WHAT IS NEEDED
Track down each line that has the word "的取值范围是" and copy it.

** START SUPPLIED DATA **

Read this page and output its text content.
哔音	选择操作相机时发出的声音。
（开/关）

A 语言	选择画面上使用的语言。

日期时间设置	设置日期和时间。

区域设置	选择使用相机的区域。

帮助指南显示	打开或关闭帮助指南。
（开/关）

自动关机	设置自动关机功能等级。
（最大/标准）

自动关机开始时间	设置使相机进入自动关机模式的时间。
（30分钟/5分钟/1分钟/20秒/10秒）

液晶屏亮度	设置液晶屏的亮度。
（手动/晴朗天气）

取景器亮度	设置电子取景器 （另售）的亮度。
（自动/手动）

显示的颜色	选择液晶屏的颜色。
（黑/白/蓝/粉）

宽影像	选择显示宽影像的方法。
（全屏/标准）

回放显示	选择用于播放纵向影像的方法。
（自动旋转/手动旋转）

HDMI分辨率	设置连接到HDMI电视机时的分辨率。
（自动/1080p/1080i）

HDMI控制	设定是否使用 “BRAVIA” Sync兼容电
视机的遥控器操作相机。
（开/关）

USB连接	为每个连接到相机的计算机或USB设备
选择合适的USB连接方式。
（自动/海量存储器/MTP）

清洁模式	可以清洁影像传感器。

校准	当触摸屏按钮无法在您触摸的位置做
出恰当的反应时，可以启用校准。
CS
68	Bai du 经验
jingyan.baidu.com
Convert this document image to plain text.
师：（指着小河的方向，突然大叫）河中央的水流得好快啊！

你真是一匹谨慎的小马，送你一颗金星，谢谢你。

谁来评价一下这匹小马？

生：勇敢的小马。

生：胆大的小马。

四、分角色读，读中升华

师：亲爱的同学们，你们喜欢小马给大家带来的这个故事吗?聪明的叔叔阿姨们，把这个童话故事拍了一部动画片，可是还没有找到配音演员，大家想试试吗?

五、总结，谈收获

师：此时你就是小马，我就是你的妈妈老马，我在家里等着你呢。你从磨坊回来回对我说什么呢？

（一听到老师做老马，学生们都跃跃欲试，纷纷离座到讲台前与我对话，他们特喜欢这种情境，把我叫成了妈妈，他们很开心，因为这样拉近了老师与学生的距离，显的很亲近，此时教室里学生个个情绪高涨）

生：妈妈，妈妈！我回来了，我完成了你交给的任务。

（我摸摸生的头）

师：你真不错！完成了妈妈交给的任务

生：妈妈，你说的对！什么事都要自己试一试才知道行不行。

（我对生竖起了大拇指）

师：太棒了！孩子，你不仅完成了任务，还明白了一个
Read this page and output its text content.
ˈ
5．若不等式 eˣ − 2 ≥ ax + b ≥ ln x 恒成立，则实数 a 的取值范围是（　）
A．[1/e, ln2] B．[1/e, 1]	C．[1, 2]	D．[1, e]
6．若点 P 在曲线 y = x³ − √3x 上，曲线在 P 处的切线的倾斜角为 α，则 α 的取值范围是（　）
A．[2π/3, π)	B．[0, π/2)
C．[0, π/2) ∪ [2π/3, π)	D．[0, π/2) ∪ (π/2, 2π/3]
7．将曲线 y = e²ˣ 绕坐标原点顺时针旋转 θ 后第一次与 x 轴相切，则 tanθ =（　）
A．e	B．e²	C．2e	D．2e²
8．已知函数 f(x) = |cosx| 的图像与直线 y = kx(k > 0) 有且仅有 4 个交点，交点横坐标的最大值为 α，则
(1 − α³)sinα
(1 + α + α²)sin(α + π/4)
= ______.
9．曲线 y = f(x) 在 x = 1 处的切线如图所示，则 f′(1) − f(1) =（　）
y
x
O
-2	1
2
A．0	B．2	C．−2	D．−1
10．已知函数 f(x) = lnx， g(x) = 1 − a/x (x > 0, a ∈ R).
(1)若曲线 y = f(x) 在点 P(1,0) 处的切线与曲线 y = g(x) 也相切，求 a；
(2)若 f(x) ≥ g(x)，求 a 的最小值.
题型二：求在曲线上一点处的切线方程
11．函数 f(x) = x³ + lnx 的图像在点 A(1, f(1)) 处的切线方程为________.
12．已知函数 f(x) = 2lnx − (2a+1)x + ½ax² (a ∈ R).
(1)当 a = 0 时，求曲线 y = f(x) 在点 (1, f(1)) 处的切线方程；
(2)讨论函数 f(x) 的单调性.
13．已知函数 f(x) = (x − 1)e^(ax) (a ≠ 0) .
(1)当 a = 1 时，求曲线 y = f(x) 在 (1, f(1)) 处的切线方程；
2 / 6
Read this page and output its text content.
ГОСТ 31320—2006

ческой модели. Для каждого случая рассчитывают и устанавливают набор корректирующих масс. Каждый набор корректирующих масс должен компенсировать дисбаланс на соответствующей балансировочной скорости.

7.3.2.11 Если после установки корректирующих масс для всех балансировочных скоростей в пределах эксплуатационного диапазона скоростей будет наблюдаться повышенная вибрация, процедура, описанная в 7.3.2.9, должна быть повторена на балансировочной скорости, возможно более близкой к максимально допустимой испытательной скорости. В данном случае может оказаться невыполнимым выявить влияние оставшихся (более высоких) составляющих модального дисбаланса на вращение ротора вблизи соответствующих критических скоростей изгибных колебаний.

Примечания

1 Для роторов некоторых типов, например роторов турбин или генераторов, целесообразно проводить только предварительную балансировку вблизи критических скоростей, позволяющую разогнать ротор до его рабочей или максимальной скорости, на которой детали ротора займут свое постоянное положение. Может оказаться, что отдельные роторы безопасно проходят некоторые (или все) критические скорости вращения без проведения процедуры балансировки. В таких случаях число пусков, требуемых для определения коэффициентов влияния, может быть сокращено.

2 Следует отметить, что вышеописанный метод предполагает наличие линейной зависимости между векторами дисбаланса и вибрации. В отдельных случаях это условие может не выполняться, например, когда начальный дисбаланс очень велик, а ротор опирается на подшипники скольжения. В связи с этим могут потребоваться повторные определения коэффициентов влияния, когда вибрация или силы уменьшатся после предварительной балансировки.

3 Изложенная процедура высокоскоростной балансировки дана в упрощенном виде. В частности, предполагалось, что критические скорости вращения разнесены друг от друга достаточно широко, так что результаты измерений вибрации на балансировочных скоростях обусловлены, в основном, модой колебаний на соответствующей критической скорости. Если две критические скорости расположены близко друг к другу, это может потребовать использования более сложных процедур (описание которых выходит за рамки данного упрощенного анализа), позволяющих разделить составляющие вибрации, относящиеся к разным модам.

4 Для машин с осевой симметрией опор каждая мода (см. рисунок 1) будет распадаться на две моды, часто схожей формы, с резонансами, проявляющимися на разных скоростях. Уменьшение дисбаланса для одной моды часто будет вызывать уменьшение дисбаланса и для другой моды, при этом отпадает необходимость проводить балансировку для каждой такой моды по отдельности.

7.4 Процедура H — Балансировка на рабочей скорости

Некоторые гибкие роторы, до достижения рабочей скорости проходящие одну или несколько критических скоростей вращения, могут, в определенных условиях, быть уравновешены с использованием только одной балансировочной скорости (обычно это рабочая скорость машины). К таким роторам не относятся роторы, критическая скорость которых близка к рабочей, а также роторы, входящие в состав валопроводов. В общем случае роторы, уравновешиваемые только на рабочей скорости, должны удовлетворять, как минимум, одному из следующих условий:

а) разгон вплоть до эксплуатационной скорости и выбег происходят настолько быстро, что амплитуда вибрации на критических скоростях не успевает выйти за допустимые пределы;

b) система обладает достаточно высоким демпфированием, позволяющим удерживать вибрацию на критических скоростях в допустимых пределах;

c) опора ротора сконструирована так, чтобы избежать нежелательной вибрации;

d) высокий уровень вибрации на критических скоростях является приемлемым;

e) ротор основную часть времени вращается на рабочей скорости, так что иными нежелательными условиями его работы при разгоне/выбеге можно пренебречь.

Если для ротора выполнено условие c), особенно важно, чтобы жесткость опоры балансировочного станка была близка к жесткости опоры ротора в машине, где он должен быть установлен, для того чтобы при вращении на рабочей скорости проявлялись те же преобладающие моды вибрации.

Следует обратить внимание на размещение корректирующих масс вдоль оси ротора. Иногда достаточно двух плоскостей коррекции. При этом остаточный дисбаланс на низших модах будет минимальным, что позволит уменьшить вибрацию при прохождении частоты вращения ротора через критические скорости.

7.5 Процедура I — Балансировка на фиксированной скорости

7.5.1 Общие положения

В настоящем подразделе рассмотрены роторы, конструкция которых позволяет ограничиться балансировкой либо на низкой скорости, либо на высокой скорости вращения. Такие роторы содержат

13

** END SUPPLIED DATA **

ANSWER TO THIS TASK
5．若不等式 eˣ − 2 ≥ ax + b ≥ ln x 恒成立，则实数 a 的取值范围是（　）
6．若点 P 在曲线 y = x³ − √3x 上，曲线在 P 处的切线的倾斜角为 α，则 α 的取值范围是（　）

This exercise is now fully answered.